## Begin THE INPUT

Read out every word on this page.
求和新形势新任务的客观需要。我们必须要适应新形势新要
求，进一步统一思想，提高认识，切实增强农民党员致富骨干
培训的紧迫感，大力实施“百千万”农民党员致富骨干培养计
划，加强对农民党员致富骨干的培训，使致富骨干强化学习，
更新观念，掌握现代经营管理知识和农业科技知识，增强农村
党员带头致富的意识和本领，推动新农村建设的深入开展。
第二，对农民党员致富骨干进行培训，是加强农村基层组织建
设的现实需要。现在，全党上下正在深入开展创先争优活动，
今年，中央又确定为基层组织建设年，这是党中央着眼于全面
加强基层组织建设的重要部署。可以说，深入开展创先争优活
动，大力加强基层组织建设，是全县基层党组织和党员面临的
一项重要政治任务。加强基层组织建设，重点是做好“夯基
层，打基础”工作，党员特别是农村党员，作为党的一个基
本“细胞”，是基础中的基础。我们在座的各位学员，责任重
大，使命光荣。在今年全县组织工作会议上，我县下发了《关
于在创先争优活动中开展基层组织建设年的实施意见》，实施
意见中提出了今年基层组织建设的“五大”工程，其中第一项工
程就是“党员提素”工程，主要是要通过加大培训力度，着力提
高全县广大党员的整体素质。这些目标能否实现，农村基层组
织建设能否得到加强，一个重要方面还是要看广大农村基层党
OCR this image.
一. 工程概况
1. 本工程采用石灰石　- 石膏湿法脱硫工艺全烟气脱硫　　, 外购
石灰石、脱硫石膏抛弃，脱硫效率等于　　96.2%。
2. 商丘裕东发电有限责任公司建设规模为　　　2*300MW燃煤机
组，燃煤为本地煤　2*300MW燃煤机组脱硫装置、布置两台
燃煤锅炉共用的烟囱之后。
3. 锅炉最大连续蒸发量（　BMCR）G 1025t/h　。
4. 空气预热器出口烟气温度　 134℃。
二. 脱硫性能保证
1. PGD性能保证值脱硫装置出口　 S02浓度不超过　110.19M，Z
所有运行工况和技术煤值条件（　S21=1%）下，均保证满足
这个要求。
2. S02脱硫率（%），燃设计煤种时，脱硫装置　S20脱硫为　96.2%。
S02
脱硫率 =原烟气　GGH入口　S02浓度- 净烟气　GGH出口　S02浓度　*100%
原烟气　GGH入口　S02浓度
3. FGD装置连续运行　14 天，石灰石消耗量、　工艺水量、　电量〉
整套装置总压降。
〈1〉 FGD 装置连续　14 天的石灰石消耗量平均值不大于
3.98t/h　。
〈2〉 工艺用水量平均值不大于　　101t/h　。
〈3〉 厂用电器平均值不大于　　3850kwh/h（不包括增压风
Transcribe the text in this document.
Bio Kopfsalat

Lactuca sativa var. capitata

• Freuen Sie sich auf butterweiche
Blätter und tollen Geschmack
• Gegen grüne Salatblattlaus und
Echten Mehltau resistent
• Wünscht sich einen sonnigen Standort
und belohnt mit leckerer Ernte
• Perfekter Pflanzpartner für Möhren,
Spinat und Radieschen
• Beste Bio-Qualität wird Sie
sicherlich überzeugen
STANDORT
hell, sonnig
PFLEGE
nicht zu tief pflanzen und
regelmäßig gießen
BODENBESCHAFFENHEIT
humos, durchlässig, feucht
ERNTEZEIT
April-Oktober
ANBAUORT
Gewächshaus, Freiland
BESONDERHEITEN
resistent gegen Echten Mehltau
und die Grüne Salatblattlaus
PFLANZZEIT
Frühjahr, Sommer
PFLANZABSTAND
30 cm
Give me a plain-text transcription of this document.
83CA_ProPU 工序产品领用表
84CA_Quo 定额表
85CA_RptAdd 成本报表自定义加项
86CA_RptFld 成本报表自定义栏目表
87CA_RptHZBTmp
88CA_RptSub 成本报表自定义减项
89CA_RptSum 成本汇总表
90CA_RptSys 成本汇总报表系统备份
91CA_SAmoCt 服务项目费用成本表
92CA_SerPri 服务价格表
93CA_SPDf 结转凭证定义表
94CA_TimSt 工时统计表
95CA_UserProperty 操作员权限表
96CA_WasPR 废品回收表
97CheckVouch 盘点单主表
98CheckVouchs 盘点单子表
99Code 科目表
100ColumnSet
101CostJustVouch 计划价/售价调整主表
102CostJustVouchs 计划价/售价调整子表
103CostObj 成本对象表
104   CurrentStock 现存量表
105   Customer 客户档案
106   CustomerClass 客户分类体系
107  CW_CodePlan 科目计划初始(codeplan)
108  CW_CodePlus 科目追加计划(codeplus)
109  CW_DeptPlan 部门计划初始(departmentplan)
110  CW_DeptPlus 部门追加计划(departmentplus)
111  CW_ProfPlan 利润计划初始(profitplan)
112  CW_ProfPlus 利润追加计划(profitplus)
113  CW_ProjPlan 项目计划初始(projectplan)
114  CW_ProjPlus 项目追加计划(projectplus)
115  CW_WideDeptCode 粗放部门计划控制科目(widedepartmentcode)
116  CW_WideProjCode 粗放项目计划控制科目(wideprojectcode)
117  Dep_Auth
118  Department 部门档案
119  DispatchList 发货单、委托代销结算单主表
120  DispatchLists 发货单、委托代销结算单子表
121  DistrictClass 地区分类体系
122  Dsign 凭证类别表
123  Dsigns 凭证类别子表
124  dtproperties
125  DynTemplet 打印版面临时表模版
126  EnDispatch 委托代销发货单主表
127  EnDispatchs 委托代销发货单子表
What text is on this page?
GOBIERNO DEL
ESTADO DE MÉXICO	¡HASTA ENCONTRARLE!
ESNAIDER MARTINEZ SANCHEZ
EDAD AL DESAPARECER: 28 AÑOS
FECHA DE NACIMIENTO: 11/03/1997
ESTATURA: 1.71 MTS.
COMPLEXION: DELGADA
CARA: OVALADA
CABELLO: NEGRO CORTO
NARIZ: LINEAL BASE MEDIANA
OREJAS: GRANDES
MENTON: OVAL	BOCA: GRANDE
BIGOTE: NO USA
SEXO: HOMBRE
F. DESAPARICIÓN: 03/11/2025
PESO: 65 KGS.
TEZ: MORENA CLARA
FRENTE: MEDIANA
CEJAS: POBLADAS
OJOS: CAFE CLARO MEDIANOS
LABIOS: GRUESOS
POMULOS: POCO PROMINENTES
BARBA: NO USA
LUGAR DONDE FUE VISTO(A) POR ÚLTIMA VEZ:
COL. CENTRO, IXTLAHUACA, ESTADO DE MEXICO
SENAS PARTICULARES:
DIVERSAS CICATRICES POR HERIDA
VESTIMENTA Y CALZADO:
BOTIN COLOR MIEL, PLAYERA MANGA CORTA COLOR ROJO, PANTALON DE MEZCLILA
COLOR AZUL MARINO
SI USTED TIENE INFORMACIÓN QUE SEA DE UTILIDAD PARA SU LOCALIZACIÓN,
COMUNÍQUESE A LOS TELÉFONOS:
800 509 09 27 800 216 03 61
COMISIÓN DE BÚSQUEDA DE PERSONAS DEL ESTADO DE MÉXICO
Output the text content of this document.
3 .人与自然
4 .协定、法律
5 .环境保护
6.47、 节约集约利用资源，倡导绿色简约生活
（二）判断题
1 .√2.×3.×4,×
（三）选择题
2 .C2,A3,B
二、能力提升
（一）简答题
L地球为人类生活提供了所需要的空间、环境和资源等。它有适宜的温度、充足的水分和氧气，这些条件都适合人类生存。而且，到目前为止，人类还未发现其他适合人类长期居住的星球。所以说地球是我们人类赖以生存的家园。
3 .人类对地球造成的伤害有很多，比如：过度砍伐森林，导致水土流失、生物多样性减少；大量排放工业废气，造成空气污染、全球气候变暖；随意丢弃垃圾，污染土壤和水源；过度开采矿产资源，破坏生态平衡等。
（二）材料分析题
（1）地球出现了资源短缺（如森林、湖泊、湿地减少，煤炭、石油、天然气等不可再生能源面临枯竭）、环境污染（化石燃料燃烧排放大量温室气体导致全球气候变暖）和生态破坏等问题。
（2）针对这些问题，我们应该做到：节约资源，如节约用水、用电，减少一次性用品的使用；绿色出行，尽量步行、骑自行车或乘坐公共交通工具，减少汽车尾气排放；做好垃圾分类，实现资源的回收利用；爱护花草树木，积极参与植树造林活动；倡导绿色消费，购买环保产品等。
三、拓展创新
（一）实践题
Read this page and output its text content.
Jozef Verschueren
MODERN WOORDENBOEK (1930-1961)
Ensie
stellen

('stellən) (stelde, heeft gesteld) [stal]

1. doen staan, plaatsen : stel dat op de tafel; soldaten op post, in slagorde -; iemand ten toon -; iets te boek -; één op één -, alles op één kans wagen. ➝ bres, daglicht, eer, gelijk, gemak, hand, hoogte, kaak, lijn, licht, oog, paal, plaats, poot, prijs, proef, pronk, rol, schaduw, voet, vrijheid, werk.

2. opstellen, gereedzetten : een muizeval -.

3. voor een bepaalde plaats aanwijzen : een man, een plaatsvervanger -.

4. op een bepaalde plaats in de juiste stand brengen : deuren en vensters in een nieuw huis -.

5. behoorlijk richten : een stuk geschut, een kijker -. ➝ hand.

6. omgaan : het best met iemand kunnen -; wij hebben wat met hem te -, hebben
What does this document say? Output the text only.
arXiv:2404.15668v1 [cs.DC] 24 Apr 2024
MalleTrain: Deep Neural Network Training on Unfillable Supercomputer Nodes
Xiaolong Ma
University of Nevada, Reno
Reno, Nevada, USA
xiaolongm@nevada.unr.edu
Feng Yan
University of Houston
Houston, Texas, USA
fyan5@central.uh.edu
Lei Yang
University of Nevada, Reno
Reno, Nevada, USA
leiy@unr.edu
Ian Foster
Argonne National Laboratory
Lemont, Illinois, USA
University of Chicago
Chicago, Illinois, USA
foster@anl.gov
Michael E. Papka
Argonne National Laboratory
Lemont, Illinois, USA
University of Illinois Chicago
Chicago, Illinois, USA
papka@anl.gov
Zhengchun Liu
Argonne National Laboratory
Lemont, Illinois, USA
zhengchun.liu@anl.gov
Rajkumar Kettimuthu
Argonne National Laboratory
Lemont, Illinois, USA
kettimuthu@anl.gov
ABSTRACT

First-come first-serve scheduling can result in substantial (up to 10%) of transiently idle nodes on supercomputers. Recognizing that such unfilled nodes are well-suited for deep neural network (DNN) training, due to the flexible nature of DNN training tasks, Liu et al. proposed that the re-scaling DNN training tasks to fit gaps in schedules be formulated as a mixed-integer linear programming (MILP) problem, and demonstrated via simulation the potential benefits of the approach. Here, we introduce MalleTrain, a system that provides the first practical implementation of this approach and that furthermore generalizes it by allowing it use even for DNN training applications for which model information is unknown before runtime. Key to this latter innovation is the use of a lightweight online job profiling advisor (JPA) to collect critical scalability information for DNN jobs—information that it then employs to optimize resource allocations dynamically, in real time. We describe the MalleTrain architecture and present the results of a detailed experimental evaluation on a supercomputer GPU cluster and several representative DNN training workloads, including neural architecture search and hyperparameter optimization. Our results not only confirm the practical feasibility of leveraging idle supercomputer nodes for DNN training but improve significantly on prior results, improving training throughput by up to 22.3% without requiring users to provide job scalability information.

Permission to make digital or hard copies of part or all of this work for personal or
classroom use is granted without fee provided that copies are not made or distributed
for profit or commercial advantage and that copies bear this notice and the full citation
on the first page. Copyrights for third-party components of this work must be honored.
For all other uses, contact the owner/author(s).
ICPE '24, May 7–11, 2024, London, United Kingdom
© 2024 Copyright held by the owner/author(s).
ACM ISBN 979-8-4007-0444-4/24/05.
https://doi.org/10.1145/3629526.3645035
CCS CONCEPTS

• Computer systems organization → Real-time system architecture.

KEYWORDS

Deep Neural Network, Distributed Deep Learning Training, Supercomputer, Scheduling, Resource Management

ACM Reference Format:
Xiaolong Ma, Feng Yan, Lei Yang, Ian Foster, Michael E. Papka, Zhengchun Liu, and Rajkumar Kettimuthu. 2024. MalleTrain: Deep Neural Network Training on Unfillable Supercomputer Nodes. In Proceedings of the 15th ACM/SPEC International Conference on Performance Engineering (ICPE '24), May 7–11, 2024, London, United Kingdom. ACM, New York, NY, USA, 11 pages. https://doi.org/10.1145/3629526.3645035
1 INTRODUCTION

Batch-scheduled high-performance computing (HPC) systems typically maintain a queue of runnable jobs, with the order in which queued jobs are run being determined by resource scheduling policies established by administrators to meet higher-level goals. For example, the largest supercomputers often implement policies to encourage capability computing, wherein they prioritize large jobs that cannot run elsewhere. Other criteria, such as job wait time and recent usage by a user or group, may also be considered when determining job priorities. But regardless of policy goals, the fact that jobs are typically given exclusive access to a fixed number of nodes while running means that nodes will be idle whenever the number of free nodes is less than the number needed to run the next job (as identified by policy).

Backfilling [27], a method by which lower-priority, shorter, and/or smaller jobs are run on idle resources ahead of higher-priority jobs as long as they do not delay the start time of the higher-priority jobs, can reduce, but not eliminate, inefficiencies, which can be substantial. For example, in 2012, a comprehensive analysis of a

## End THE INPUT

Find the lines with the string "copies" and reproduce them.

-- ANSWER TO THIS EXERCISE --
Permission to make digital or hard copies of part or all of this work for personal or
classroom use is granted without fee provided that copies are not made or distributed
for profit or commercial advantage and that copies bear this notice and the full citation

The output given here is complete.